▸ Set problem
In the material below, find every line with "terminées" and pull it out.

▸ Dataset records
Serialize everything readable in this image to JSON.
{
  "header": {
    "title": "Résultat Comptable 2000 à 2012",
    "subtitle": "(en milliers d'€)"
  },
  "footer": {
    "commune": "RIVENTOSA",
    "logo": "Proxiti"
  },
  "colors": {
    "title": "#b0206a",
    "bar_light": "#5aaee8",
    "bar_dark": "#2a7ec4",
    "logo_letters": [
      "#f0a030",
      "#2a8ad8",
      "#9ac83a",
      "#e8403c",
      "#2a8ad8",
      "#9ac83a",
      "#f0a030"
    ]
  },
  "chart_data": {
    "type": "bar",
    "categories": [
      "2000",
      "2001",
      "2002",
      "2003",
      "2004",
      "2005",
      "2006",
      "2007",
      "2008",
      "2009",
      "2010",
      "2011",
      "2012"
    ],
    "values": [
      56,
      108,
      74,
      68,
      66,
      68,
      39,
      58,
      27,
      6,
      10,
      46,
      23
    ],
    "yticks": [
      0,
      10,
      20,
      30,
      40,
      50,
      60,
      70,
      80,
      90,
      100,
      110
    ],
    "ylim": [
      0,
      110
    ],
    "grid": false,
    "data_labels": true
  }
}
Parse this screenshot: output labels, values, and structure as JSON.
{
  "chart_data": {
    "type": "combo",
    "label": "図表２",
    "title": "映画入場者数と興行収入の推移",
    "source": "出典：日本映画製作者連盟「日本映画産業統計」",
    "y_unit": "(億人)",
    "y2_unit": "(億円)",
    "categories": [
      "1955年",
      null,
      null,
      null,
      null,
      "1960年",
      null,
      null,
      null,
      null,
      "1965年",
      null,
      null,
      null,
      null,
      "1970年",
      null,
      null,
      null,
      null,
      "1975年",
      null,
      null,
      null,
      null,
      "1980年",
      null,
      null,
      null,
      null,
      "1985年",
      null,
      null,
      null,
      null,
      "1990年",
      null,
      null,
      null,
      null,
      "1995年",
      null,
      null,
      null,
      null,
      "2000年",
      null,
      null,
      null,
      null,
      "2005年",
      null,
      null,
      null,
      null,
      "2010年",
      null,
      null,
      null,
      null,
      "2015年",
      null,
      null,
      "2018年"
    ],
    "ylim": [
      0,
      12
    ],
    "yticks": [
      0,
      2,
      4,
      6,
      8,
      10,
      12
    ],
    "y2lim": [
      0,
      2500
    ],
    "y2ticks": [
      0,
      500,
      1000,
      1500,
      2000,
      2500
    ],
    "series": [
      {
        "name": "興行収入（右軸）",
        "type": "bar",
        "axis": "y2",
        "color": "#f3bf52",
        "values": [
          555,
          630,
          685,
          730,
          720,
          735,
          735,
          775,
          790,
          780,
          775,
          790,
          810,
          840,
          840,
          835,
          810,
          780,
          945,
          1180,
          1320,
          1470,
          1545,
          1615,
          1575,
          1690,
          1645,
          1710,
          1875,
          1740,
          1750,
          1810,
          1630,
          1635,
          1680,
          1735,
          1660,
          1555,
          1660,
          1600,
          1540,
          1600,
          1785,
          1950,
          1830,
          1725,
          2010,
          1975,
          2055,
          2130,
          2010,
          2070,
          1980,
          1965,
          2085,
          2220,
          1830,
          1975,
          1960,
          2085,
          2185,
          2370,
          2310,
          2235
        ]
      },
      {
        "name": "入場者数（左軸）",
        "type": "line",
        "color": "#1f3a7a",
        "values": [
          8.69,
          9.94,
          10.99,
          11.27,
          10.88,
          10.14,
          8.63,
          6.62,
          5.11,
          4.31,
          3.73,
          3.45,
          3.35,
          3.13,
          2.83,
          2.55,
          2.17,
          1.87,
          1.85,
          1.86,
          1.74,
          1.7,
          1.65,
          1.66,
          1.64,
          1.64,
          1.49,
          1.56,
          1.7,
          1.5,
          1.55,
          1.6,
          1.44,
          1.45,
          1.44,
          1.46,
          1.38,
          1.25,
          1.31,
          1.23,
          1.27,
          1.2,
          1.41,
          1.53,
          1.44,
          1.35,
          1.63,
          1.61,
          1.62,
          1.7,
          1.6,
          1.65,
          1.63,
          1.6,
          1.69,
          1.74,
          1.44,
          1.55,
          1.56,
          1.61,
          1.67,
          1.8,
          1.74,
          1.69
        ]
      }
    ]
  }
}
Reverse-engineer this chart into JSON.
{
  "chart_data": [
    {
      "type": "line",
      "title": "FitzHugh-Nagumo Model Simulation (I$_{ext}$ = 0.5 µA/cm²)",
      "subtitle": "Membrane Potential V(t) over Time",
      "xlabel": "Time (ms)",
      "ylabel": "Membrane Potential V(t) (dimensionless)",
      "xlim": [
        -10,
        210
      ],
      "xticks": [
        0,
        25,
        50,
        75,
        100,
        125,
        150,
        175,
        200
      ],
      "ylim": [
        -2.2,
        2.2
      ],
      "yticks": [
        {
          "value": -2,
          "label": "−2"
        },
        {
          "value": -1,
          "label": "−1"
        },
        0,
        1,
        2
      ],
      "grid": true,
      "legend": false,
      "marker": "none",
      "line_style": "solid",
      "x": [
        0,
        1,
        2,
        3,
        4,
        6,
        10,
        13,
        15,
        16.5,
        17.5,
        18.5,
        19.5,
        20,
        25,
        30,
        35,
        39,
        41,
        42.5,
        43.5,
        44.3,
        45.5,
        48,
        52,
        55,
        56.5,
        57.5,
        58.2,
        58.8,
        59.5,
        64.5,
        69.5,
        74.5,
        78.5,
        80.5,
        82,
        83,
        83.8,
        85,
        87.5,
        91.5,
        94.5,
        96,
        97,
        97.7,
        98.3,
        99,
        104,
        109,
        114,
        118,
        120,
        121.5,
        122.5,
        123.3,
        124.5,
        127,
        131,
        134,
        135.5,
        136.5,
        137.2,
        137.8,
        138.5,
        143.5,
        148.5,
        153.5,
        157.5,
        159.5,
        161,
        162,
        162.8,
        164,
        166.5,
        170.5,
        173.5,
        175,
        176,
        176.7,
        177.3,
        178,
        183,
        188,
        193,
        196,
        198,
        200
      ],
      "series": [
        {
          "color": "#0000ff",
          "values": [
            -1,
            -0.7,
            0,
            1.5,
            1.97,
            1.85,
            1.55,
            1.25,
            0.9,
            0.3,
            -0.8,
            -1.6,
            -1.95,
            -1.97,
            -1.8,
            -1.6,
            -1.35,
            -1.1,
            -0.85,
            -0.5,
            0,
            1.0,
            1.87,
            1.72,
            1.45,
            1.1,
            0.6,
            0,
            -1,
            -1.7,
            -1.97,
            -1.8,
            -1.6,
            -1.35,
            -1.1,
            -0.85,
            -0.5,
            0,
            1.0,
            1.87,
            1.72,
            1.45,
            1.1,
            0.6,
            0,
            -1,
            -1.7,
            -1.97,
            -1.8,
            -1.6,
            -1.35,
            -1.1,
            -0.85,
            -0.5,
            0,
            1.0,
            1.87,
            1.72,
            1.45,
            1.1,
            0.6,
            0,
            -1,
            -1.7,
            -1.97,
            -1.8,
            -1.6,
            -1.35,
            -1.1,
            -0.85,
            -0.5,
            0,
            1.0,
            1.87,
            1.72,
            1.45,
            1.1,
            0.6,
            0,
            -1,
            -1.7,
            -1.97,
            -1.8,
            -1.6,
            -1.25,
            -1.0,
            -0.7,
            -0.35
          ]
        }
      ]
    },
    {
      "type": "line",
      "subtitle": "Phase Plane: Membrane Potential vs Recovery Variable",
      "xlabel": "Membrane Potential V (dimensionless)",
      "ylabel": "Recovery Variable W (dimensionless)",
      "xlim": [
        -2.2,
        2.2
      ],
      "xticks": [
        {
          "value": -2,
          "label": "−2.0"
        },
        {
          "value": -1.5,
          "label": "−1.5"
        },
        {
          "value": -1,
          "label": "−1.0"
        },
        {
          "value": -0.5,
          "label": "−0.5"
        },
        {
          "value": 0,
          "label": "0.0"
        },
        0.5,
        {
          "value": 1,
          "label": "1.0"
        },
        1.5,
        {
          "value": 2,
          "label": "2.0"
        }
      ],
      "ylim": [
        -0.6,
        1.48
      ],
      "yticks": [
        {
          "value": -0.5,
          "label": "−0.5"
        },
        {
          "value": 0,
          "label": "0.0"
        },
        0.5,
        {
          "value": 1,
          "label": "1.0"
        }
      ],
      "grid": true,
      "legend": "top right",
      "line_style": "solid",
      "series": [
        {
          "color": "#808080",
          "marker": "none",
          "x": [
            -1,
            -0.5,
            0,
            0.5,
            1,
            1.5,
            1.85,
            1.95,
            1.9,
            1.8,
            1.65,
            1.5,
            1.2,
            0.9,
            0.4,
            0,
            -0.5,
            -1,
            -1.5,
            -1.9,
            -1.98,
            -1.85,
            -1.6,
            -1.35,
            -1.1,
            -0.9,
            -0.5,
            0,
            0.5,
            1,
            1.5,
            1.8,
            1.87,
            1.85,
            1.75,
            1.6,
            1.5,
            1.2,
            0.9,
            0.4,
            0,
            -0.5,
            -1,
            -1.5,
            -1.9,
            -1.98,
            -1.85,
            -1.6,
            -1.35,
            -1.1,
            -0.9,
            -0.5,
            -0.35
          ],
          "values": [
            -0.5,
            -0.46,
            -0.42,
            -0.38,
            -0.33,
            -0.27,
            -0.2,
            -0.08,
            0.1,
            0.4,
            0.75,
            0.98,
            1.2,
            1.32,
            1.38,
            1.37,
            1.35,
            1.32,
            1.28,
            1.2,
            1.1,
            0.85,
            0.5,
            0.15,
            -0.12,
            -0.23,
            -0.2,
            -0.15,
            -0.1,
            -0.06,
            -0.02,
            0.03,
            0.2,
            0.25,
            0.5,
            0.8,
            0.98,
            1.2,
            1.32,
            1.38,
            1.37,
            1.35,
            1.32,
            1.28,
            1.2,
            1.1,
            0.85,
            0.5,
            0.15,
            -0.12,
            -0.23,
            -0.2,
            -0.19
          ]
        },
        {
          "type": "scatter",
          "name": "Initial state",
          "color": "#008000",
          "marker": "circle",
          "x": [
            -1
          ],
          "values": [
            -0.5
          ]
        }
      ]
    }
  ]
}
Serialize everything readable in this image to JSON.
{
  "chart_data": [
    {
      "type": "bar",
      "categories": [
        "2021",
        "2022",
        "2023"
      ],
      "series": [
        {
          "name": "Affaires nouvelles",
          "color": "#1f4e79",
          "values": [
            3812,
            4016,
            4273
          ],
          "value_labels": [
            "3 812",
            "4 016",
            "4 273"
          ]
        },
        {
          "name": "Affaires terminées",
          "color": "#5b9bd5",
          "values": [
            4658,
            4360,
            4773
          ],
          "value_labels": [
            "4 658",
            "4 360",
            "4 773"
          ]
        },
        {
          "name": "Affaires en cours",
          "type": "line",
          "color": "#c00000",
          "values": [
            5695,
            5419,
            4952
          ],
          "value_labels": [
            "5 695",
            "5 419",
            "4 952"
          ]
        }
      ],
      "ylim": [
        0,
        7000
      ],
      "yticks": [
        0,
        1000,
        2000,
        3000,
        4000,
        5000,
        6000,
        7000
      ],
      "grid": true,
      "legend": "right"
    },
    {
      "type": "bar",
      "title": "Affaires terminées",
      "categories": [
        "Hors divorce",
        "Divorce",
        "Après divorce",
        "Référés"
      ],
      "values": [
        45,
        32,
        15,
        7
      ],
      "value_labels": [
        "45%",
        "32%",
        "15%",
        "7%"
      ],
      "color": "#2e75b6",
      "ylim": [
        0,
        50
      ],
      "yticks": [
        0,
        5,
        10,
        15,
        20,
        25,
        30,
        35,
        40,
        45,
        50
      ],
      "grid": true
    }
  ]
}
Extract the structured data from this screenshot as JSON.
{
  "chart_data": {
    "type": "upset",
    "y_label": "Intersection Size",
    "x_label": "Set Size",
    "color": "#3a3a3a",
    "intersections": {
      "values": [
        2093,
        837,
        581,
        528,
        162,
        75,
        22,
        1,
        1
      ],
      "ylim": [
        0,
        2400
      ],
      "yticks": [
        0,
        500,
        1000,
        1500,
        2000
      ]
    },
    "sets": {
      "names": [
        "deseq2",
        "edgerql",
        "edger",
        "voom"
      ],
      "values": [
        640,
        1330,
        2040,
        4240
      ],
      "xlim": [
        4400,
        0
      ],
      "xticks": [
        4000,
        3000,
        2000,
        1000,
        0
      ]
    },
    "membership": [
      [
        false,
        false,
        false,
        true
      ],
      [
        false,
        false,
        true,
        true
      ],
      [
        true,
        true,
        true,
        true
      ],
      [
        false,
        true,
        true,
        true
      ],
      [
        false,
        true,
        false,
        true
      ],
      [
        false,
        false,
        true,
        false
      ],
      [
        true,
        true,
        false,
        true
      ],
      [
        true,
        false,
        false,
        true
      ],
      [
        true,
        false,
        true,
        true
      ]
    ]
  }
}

▸ Reply to the task
          "name": "Affaires terminées",
      "title": "Affaires terminées",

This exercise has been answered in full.